Set task: Print all of the data exactly.

# Start of Supplied entries

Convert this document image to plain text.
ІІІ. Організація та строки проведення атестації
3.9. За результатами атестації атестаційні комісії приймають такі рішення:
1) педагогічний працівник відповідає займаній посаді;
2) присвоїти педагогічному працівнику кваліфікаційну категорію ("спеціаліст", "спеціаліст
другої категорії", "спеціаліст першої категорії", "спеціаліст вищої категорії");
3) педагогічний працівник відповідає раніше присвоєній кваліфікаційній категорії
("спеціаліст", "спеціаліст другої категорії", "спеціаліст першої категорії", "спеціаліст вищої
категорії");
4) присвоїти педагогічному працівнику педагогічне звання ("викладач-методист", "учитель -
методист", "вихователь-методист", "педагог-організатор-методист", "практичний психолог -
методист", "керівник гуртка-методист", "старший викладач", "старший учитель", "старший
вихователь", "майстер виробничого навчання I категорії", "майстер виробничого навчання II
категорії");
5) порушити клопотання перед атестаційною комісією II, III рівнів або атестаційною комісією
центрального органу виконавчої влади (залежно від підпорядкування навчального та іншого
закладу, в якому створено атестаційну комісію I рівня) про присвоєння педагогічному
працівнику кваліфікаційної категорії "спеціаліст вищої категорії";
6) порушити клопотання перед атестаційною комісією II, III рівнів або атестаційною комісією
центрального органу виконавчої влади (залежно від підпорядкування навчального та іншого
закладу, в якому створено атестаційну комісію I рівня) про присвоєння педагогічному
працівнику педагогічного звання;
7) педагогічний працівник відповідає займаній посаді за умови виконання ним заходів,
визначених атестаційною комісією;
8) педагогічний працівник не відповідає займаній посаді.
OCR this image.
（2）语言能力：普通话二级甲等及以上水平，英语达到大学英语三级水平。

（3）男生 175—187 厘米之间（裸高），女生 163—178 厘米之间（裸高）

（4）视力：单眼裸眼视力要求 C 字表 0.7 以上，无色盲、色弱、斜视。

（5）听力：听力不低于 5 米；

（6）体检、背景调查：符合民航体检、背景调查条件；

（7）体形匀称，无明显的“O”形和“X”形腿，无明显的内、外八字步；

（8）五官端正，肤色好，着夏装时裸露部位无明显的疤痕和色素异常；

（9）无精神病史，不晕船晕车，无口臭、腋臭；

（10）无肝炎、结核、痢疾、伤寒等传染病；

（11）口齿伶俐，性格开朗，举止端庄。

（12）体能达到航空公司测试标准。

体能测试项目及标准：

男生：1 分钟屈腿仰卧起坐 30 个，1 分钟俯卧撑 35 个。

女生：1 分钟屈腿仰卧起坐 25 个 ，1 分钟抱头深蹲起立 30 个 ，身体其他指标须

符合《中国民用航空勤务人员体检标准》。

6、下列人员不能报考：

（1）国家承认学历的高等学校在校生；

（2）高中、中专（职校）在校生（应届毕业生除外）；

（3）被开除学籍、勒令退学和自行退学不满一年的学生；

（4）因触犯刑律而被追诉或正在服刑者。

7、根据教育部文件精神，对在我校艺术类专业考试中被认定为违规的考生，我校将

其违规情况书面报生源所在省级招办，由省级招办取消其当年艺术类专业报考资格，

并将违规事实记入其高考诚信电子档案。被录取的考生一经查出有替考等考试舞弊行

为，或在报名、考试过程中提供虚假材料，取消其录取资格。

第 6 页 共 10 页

# End of Supplied entries

Response to this task:
Convert this document image to plain text.
ІІІ. Організація та строки проведення атестації
3.9. За результатами атестації атестаційні комісії приймають такі рішення:
1) педагогічний працівник відповідає займаній посаді;
2) присвоїти педагогічному працівнику кваліфікаційну категорію ("спеціаліст", "спеціаліст
другої категорії", "спеціаліст першої категорії", "спеціаліст вищої категорії");
3) педагогічний працівник відповідає раніше присвоєній кваліфікаційній категорії
("спеціаліст", "спеціаліст другої категорії", "спеціаліст першої категорії", "спеціаліст вищої
категорії");
4) присвоїти педагогічному працівнику педагогічне звання ("викладач-методист", "учитель -
методист", "вихователь-методист", "педагог-організатор-методист", "практичний психолог -
методист", "керівник гуртка-методист", "старший викладач", "старший учитель", "старший
вихователь", "майстер виробничого навчання I категорії", "майстер виробничого навчання II
категорії");
5) порушити клопотання перед атестаційною комісією II, III рівнів або атестаційною комісією
центрального органу виконавчої влади (залежно від підпорядкування навчального та іншого
закладу, в якому створено атестаційну комісію I рівня) про присвоєння педагогічному
працівнику кваліфікаційної категорії "спеціаліст вищої категорії";
6) порушити клопотання перед атестаційною комісією II, III рівнів або атестаційною комісією
центрального органу виконавчої влади (залежно від підпорядкування навчального та іншого
закладу, в якому створено атестаційну комісію I рівня) про присвоєння педагогічному
працівнику педагогічного звання;
7) педагогічний працівник відповідає займаній посаді за умови виконання ним заходів,
визначених атестаційною комісією;
8) педагогічний працівник не відповідає займаній посаді.
OCR this image.
（2）语言能力：普通话二级甲等及以上水平，英语达到大学英语三级水平。

（3）男生 175—187 厘米之间（裸高），女生 163—178 厘米之间（裸高）

（4）视力：单眼裸眼视力要求 C 字表 0.7 以上，无色盲、色弱、斜视。

（5）听力：听力不低于 5 米；

（6）体检、背景调查：符合民航体检、背景调查条件；

（7）体形匀称，无明显的“O”形和“X”形腿，无明显的内、外八字步；

（8）五官端正，肤色好，着夏装时裸露部位无明显的疤痕和色素异常；

（9）无精神病史，不晕船晕车，无口臭、腋臭；

（10）无肝炎、结核、痢疾、伤寒等传染病；

（11）口齿伶俐，性格开朗，举止端庄。

（12）体能达到航空公司测试标准。

体能测试项目及标准：

男生：1 分钟屈腿仰卧起坐 30 个，1 分钟俯卧撑 35 个。

女生：1 分钟屈腿仰卧起坐 25 个 ，1 分钟抱头深蹲起立 30 个 ，身体其他指标须

符合《中国民用航空勤务人员体检标准》。

6、下列人员不能报考：

（1）国家承认学历的高等学校在校生；

（2）高中、中专（职校）在校生（应届毕业生除外）；

（3）被开除学籍、勒令退学和自行退学不满一年的学生；

（4）因触犯刑律而被追诉或正在服刑者。

7、根据教育部文件精神，对在我校艺术类专业考试中被认定为违规的考生，我校将

其违规情况书面报生源所在省级招办，由省级招办取消其当年艺术类专业报考资格，

并将违规事实记入其高考诚信电子档案。被录取的考生一经查出有替考等考试舞弊行

为，或在报名、考试过程中提供虚假材料，取消其录取资格。

第 6 页 共 10 页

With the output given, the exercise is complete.